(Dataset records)
○ ○ ○ ○

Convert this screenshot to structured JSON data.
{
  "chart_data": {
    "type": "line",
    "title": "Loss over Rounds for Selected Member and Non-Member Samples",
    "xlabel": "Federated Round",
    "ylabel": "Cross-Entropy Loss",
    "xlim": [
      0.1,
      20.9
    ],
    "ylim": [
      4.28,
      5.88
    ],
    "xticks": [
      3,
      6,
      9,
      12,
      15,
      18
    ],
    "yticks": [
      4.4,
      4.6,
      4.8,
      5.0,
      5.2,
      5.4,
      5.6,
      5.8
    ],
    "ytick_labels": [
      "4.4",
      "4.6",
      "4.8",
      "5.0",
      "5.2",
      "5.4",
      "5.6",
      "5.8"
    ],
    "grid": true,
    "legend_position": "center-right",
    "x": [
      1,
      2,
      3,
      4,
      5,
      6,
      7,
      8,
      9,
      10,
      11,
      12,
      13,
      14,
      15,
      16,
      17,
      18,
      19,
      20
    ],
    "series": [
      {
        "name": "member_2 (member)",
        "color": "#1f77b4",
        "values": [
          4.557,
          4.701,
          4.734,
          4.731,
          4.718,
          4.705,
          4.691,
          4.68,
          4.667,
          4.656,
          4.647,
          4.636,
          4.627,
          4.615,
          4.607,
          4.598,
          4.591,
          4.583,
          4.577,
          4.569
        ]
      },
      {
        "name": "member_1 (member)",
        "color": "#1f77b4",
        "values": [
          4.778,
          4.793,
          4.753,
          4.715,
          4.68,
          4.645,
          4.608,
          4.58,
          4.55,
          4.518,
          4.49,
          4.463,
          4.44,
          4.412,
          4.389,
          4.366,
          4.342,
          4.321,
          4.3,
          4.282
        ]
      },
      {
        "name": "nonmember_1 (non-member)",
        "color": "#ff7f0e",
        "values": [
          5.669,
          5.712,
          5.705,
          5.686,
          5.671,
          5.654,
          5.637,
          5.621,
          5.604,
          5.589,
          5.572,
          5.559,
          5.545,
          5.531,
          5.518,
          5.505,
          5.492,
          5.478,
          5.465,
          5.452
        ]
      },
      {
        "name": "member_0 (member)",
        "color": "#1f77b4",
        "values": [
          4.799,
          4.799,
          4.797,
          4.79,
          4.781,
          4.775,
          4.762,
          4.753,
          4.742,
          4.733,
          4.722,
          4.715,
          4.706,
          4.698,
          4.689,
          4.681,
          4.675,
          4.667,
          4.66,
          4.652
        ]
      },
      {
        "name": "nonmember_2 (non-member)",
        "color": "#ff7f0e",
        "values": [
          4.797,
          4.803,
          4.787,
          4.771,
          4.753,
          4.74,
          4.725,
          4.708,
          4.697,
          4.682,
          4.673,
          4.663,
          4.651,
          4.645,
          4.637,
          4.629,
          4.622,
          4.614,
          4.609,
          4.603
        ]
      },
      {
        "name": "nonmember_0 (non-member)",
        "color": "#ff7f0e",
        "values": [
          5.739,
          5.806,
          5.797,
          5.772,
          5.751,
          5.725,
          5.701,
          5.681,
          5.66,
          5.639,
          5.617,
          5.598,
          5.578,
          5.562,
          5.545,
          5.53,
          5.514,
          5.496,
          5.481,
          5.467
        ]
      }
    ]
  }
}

○ ○ ○ ○

- SHORT TASK
Find all the lines containing "Loss" in the material, then copy them.

- SOLUTION
    "title": "Loss over Rounds for Selected Member and Non-Member Samples",
    "ylabel": "Cross-Entropy Loss",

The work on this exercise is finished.